▸ **Dataset records**
— begin —
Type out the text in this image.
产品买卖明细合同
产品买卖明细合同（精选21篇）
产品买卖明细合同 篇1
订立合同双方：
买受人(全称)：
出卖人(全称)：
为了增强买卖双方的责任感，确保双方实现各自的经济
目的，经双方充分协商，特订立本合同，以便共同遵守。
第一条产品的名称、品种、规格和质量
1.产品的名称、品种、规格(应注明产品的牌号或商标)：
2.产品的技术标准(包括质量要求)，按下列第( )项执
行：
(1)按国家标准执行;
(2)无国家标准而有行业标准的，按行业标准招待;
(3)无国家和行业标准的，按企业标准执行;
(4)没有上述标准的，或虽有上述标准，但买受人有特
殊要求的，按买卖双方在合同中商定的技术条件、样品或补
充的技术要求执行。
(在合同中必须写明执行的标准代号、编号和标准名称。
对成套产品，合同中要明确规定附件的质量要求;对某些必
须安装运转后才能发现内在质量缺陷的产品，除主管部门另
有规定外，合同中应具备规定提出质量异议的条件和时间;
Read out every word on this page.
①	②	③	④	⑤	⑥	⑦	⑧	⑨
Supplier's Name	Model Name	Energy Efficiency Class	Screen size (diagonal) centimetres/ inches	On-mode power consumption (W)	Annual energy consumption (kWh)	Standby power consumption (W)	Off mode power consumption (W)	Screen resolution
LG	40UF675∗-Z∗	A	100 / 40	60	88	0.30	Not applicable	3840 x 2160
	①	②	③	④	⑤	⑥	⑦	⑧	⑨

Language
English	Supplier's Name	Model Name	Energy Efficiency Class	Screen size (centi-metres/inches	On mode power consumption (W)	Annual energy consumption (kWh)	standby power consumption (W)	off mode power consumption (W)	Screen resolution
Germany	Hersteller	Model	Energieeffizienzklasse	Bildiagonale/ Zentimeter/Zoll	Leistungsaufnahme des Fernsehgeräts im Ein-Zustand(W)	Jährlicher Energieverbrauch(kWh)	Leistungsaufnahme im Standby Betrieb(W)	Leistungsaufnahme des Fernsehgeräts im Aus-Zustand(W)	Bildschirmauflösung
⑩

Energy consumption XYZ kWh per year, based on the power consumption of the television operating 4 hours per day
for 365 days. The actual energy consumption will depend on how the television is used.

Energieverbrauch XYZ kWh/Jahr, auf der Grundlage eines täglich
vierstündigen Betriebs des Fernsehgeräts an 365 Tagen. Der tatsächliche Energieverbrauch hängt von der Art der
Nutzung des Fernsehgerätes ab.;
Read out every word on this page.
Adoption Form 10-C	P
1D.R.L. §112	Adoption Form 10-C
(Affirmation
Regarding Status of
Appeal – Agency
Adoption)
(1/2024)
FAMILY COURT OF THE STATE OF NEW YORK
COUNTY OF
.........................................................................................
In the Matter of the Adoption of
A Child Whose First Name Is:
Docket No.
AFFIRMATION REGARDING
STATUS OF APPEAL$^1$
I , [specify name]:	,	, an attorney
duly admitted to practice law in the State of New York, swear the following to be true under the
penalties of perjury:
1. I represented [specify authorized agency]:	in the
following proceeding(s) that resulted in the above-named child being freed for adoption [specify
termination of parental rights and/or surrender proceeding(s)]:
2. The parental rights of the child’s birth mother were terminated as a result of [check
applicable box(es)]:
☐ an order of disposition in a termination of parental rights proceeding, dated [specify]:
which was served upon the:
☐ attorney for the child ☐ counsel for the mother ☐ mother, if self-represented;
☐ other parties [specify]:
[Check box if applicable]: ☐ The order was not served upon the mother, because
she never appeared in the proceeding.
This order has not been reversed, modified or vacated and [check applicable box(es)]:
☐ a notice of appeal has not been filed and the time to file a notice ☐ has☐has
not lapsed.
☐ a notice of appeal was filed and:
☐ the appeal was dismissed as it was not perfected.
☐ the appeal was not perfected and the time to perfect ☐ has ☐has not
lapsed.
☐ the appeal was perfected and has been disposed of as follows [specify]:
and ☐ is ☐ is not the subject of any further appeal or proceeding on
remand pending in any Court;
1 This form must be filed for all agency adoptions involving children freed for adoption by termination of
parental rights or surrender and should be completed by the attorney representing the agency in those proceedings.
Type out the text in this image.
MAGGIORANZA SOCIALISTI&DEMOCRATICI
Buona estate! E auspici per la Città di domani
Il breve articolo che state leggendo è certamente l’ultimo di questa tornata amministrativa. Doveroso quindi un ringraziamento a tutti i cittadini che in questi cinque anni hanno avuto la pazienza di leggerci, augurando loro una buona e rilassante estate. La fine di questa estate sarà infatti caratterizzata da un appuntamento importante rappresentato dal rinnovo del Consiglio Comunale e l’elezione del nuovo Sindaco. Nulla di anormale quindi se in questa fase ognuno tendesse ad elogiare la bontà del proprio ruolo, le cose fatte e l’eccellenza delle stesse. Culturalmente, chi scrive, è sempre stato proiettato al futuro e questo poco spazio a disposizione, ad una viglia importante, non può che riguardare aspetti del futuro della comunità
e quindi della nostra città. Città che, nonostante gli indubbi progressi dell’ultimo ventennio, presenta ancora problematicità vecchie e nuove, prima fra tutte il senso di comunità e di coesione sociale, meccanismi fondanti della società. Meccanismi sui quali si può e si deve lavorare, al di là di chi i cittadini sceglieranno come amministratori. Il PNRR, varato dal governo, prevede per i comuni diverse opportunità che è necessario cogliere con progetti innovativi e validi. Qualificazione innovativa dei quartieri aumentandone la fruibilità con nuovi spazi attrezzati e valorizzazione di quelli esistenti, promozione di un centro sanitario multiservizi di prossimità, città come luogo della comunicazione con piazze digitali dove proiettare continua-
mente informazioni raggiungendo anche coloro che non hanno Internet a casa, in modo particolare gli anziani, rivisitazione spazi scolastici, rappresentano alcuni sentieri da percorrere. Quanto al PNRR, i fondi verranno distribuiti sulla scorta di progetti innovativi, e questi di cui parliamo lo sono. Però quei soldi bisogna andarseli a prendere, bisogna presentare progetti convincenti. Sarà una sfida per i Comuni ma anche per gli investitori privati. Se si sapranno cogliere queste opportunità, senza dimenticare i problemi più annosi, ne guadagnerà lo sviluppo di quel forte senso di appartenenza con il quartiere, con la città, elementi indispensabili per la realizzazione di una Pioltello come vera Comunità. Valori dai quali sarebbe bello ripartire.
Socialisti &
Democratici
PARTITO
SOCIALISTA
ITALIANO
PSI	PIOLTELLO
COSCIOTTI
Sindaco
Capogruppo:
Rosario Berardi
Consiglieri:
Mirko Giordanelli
— end —
▸ **Short task**
For each line of the entries that includes "产品买卖明细合同", show that line.

▸ **Response below**
产品买卖明细合同
产品买卖明细合同（精选21篇）
产品买卖明细合同 篇1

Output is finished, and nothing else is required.